_RECORD LIST_:
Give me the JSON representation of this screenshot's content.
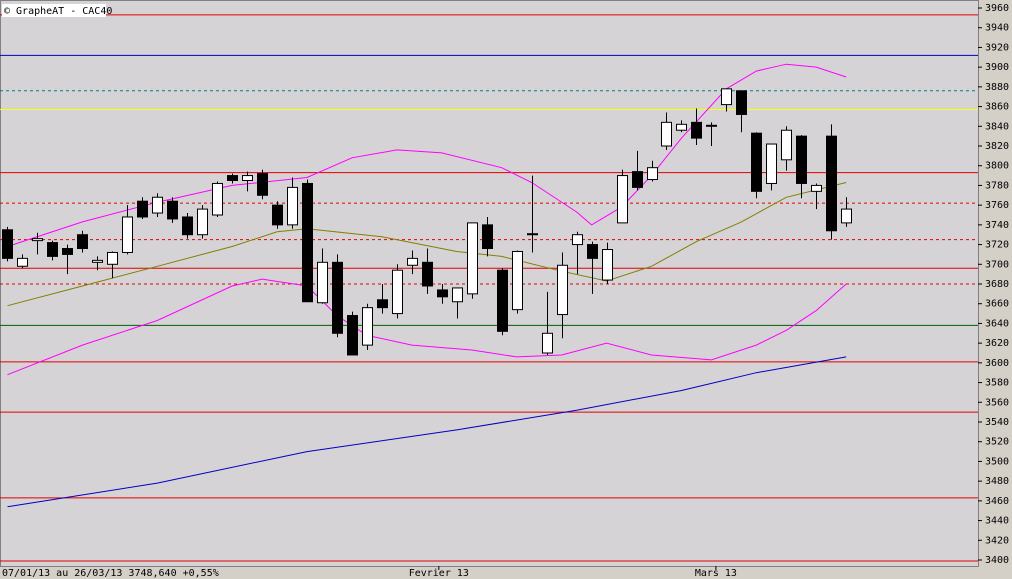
{
  "chart_data": {
    "type": "candlestick",
    "title": "© GrapheAT - CAC40",
    "footer": "07/01/13 au 26/03/13  3748,640 +0,55%",
    "x": [
      0,
      1,
      2,
      3,
      4,
      5,
      6,
      7,
      8,
      9,
      10,
      11,
      12,
      13,
      14,
      15,
      16,
      17,
      18,
      19,
      20,
      21,
      22,
      23,
      24,
      25,
      26,
      27,
      28,
      29,
      30,
      31,
      32,
      33,
      34,
      35,
      36,
      37,
      38,
      39,
      40,
      41,
      42,
      43,
      44,
      45,
      46,
      47,
      48,
      49,
      50,
      51,
      52,
      53,
      54,
      55,
      56
    ],
    "open": [
      3735,
      3698,
      3724,
      3722,
      3716,
      3730,
      3702,
      3700,
      3712,
      3764,
      3752,
      3764,
      3748,
      3730,
      3750,
      3790,
      3785,
      3792,
      3760,
      3740,
      3782,
      3661,
      3702,
      3648,
      3618,
      3664,
      3650,
      3699,
      3702,
      3674,
      3662,
      3670,
      3740,
      3694,
      3654,
      3730,
      3610,
      3649,
      3720,
      3720,
      3684,
      3742,
      3794,
      3786,
      3820,
      3836,
      3844,
      3840,
      3862,
      3876,
      3833,
      3782,
      3806,
      3830,
      3774,
      3830,
      3742
    ],
    "high": [
      3738,
      3710,
      3732,
      3724,
      3720,
      3734,
      3708,
      3713,
      3760,
      3768,
      3772,
      3768,
      3752,
      3760,
      3784,
      3792,
      3794,
      3796,
      3764,
      3788,
      3786,
      3716,
      3710,
      3652,
      3660,
      3680,
      3700,
      3714,
      3716,
      3680,
      3675,
      3742,
      3748,
      3696,
      3714,
      3790,
      3672,
      3712,
      3733,
      3723,
      3722,
      3796,
      3815,
      3805,
      3854,
      3846,
      3858,
      3844,
      3876,
      3874,
      3834,
      3822,
      3840,
      3831,
      3782,
      3842,
      3768
    ],
    "low": [
      3703,
      3696,
      3710,
      3704,
      3690,
      3712,
      3694,
      3686,
      3710,
      3746,
      3748,
      3742,
      3726,
      3726,
      3748,
      3782,
      3774,
      3766,
      3736,
      3736,
      3663,
      3660,
      3626,
      3608,
      3613,
      3650,
      3645,
      3690,
      3670,
      3660,
      3645,
      3665,
      3708,
      3628,
      3650,
      3712,
      3608,
      3625,
      3690,
      3670,
      3680,
      3742,
      3775,
      3784,
      3816,
      3834,
      3821,
      3820,
      3855,
      3834,
      3767,
      3775,
      3795,
      3767,
      3756,
      3725,
      3738
    ],
    "close": [
      3706,
      3706,
      3726,
      3708,
      3710,
      3716,
      3704,
      3712,
      3748,
      3748,
      3768,
      3746,
      3730,
      3756,
      3782,
      3785,
      3790,
      3770,
      3740,
      3778,
      3662,
      3702,
      3630,
      3608,
      3656,
      3656,
      3694,
      3706,
      3678,
      3667,
      3676,
      3742,
      3716,
      3632,
      3713,
      3731,
      3630,
      3699,
      3730,
      3706,
      3715,
      3790,
      3778,
      3798,
      3844,
      3842,
      3828,
      3841,
      3878,
      3852,
      3774,
      3822,
      3836,
      3782,
      3780,
      3734,
      3756
    ],
    "up_color": "#ffffff",
    "down_color": "#000000",
    "xlim": [
      -0.5,
      64.8
    ],
    "xticks": [
      {
        "value": 28.8,
        "label": "Fevrier 13"
      },
      {
        "value": 47.3,
        "label": "Mars 13"
      }
    ],
    "ylim": [
      3400,
      3960
    ],
    "yticks": [
      3400,
      3420,
      3440,
      3460,
      3480,
      3500,
      3520,
      3540,
      3560,
      3580,
      3600,
      3620,
      3640,
      3660,
      3680,
      3700,
      3720,
      3740,
      3760,
      3780,
      3800,
      3820,
      3840,
      3860,
      3880,
      3900,
      3920,
      3940,
      3960
    ],
    "lines": [
      {
        "color": "#0000c0",
        "x": [
          0,
          10,
          20,
          30,
          38,
          45,
          50,
          56
        ],
        "values": [
          3454,
          3478,
          3510,
          3532,
          3552,
          3572,
          3590,
          3606
        ]
      },
      {
        "color": "#808000",
        "x": [
          0,
          5,
          10,
          15,
          18,
          20,
          25,
          30,
          33,
          37,
          40,
          43,
          46,
          49,
          52,
          56
        ],
        "values": [
          3658,
          3678,
          3698,
          3718,
          3733,
          3736,
          3728,
          3713,
          3708,
          3693,
          3683,
          3698,
          3723,
          3743,
          3768,
          3783
        ]
      },
      {
        "color": "#ff00ff",
        "x": [
          0,
          5,
          10,
          15,
          20,
          23,
          26,
          29,
          33,
          35,
          38,
          39,
          41,
          43,
          45,
          48,
          50,
          52,
          54,
          56
        ],
        "values": [
          3718,
          3743,
          3763,
          3780,
          3788,
          3808,
          3816,
          3813,
          3798,
          3783,
          3753,
          3740,
          3758,
          3790,
          3828,
          3878,
          3896,
          3903,
          3900,
          3890
        ]
      },
      {
        "color": "#ff00ff",
        "x": [
          0,
          5,
          10,
          15,
          17,
          20,
          22,
          24,
          27,
          31,
          34,
          37,
          40,
          43,
          47,
          50,
          52,
          54,
          56
        ],
        "values": [
          3588,
          3618,
          3643,
          3678,
          3685,
          3678,
          3648,
          3628,
          3618,
          3613,
          3606,
          3608,
          3620,
          3608,
          3603,
          3618,
          3633,
          3653,
          3680
        ]
      }
    ],
    "levels": [
      {
        "value": 3953,
        "color": "#e00000",
        "style": "solid"
      },
      {
        "value": 3912,
        "color": "#0000c0",
        "style": "solid"
      },
      {
        "value": 3876,
        "color": "#008080",
        "style": "dashed"
      },
      {
        "value": 3857,
        "color": "#ffff00",
        "style": "solid"
      },
      {
        "value": 3793,
        "color": "#e00000",
        "style": "solid"
      },
      {
        "value": 3762,
        "color": "#e00000",
        "style": "dashed"
      },
      {
        "value": 3725,
        "color": "#e00000",
        "style": "dashed"
      },
      {
        "value": 3696,
        "color": "#e00000",
        "style": "solid"
      },
      {
        "value": 3680,
        "color": "#e00000",
        "style": "dashed"
      },
      {
        "value": 3638,
        "color": "#006000",
        "style": "solid"
      },
      {
        "value": 3601,
        "color": "#e00000",
        "style": "solid"
      },
      {
        "value": 3550,
        "color": "#e00000",
        "style": "solid"
      },
      {
        "value": 3463,
        "color": "#e00000",
        "style": "solid"
      },
      {
        "value": 3399,
        "color": "#e00000",
        "style": "solid"
      }
    ]
  }
}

_THE PROBLEM_: Except for the pictures, print the data above exactly.

_FINAL RESULT_:
Give me the JSON representation of this screenshot's content.
{
  "chart_data": {
    "type": "candlestick",
    "title": "© GrapheAT - CAC40",
    "footer": "07/01/13 au 26/03/13  3748,640 +0,55%",
    "x": [
      0,
      1,
      2,
      3,
      4,
      5,
      6,
      7,
      8,
      9,
      10,
      11,
      12,
      13,
      14,
      15,
      16,
      17,
      18,
      19,
      20,
      21,
      22,
      23,
      24,
      25,
      26,
      27,
      28,
      29,
      30,
      31,
      32,
      33,
      34,
      35,
      36,
      37,
      38,
      39,
      40,
      41,
      42,
      43,
      44,
      45,
      46,
      47,
      48,
      49,
      50,
      51,
      52,
      53,
      54,
      55,
      56
    ],
    "open": [
      3735,
      3698,
      3724,
      3722,
      3716,
      3730,
      3702,
      3700,
      3712,
      3764,
      3752,
      3764,
      3748,
      3730,
      3750,
      3790,
      3785,
      3792,
      3760,
      3740,
      3782,
      3661,
      3702,
      3648,
      3618,
      3664,
      3650,
      3699,
      3702,
      3674,
      3662,
      3670,
      3740,
      3694,
      3654,
      3730,
      3610,
      3649,
      3720,
      3720,
      3684,
      3742,
      3794,
      3786,
      3820,
      3836,
      3844,
      3840,
      3862,
      3876,
      3833,
      3782,
      3806,
      3830,
      3774,
      3830,
      3742
    ],
    "high": [
      3738,
      3710,
      3732,
      3724,
      3720,
      3734,
      3708,
      3713,
      3760,
      3768,
      3772,
      3768,
      3752,
      3760,
      3784,
      3792,
      3794,
      3796,
      3764,
      3788,
      3786,
      3716,
      3710,
      3652,
      3660,
      3680,
      3700,
      3714,
      3716,
      3680,
      3675,
      3742,
      3748,
      3696,
      3714,
      3790,
      3672,
      3712,
      3733,
      3723,
      3722,
      3796,
      3815,
      3805,
      3854,
      3846,
      3858,
      3844,
      3876,
      3874,
      3834,
      3822,
      3840,
      3831,
      3782,
      3842,
      3768
    ],
    "low": [
      3703,
      3696,
      3710,
      3704,
      3690,
      3712,
      3694,
      3686,
      3710,
      3746,
      3748,
      3742,
      3726,
      3726,
      3748,
      3782,
      3774,
      3766,
      3736,
      3736,
      3663,
      3660,
      3626,
      3608,
      3613,
      3650,
      3645,
      3690,
      3670,
      3660,
      3645,
      3665,
      3708,
      3628,
      3650,
      3712,
      3608,
      3625,
      3690,
      3670,
      3680,
      3742,
      3775,
      3784,
      3816,
      3834,
      3821,
      3820,
      3855,
      3834,
      3767,
      3775,
      3795,
      3767,
      3756,
      3725,
      3738
    ],
    "close": [
      3706,
      3706,
      3726,
      3708,
      3710,
      3716,
      3704,
      3712,
      3748,
      3748,
      3768,
      3746,
      3730,
      3756,
      3782,
      3785,
      3790,
      3770,
      3740,
      3778,
      3662,
      3702,
      3630,
      3608,
      3656,
      3656,
      3694,
      3706,
      3678,
      3667,
      3676,
      3742,
      3716,
      3632,
      3713,
      3731,
      3630,
      3699,
      3730,
      3706,
      3715,
      3790,
      3778,
      3798,
      3844,
      3842,
      3828,
      3841,
      3878,
      3852,
      3774,
      3822,
      3836,
      3782,
      3780,
      3734,
      3756
    ],
    "up_color": "#ffffff",
    "down_color": "#000000",
    "xlim": [
      -0.5,
      64.8
    ],
    "xticks": [
      {
        "value": 28.8,
        "label": "Fevrier 13"
      },
      {
        "value": 47.3,
        "label": "Mars 13"
      }
    ],
    "ylim": [
      3400,
      3960
    ],
    "yticks": [
      3400,
      3420,
      3440,
      3460,
      3480,
      3500,
      3520,
      3540,
      3560,
      3580,
      3600,
      3620,
      3640,
      3660,
      3680,
      3700,
      3720,
      3740,
      3760,
      3780,
      3800,
      3820,
      3840,
      3860,
      3880,
      3900,
      3920,
      3940,
      3960
    ],
    "lines": [
      {
        "color": "#0000c0",
        "x": [
          0,
          10,
          20,
          30,
          38,
          45,
          50,
          56
        ],
        "values": [
          3454,
          3478,
          3510,
          3532,
          3552,
          3572,
          3590,
          3606
        ]
      },
      {
        "color": "#808000",
        "x": [
          0,
          5,
          10,
          15,
          18,
          20,
          25,
          30,
          33,
          37,
          40,
          43,
          46,
          49,
          52,
          56
        ],
        "values": [
          3658,
          3678,
          3698,
          3718,
          3733,
          3736,
          3728,
          3713,
          3708,
          3693,
          3683,
          3698,
          3723,
          3743,
          3768,
          3783
        ]
      },
      {
        "color": "#ff00ff",
        "x": [
          0,
          5,
          10,
          15,
          20,
          23,
          26,
          29,
          33,
          35,
          38,
          39,
          41,
          43,
          45,
          48,
          50,
          52,
          54,
          56
        ],
        "values": [
          3718,
          3743,
          3763,
          3780,
          3788,
          3808,
          3816,
          3813,
          3798,
          3783,
          3753,
          3740,
          3758,
          3790,
          3828,
          3878,
          3896,
          3903,
          3900,
          3890
        ]
      },
      {
        "color": "#ff00ff",
        "x": [
          0,
          5,
          10,
          15,
          17,
          20,
          22,
          24,
          27,
          31,
          34,
          37,
          40,
          43,
          47,
          50,
          52,
          54,
          56
        ],
        "values": [
          3588,
          3618,
          3643,
          3678,
          3685,
          3678,
          3648,
          3628,
          3618,
          3613,
          3606,
          3608,
          3620,
          3608,
          3603,
          3618,
          3633,
          3653,
          3680
        ]
      }
    ],
    "levels": [
      {
        "value": 3953,
        "color": "#e00000",
        "style": "solid"
      },
      {
        "value": 3912,
        "color": "#0000c0",
        "style": "solid"
      },
      {
        "value": 3876,
        "color": "#008080",
        "style": "dashed"
      },
      {
        "value": 3857,
        "color": "#ffff00",
        "style": "solid"
      },
      {
        "value": 3793,
        "color": "#e00000",
        "style": "solid"
      },
      {
        "value": 3762,
        "color": "#e00000",
        "style": "dashed"
      },
      {
        "value": 3725,
        "color": "#e00000",
        "style": "dashed"
      },
      {
        "value": 3696,
        "color": "#e00000",
        "style": "solid"
      },
      {
        "value": 3680,
        "color": "#e00000",
        "style": "dashed"
      },
      {
        "value": 3638,
        "color": "#006000",
        "style": "solid"
      },
      {
        "value": 3601,
        "color": "#e00000",
        "style": "solid"
      },
      {
        "value": 3550,
        "color": "#e00000",
        "style": "solid"
      },
      {
        "value": 3463,
        "color": "#e00000",
        "style": "solid"
      },
      {
        "value": 3399,
        "color": "#e00000",
        "style": "solid"
      }
    ]
  }
}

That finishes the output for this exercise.